__Aim__
Print all entries word for word.
:: Provided information ::
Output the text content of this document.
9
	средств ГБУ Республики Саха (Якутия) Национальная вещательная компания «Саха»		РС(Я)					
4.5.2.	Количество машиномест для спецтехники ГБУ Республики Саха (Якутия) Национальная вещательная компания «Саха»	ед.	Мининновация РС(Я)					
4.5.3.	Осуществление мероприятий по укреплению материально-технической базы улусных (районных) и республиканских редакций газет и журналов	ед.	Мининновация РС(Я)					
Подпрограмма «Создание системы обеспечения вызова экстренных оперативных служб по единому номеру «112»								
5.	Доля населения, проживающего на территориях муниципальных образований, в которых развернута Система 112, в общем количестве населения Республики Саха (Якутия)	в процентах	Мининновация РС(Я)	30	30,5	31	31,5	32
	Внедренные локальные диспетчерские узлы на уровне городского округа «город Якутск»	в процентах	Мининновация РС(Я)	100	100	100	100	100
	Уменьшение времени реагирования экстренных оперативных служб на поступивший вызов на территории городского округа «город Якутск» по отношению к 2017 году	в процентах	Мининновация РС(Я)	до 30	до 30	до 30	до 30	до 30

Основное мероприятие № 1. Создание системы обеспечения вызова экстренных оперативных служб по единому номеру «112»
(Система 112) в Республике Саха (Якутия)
:::
__Result of the exercise__
Output the text content of this document.
9
	средств ГБУ Республики Саха (Якутия) Национальная вещательная компания «Саха»		РС(Я)					
4.5.2.	Количество машиномест для спецтехники ГБУ Республики Саха (Якутия) Национальная вещательная компания «Саха»	ед.	Мининновация РС(Я)					
4.5.3.	Осуществление мероприятий по укреплению материально-технической базы улусных (районных) и республиканских редакций газет и журналов	ед.	Мининновация РС(Я)					
Подпрограмма «Создание системы обеспечения вызова экстренных оперативных служб по единому номеру «112»								
5.	Доля населения, проживающего на территориях муниципальных образований, в которых развернута Система 112, в общем количестве населения Республики Саха (Якутия)	в процентах	Мининновация РС(Я)	30	30,5	31	31,5	32
	Внедренные локальные диспетчерские узлы на уровне городского округа «город Якутск»	в процентах	Мининновация РС(Я)	100	100	100	100	100
	Уменьшение времени реагирования экстренных оперативных служб на поступивший вызов на территории городского округа «город Якутск» по отношению к 2017 году	в процентах	Мининновация РС(Я)	до 30	до 30	до 30	до 30	до 30

Основное мероприятие № 1. Создание системы обеспечения вызова экстренных оперативных служб по единому номеру «112»
(Система 112) в Республике Саха (Якутия)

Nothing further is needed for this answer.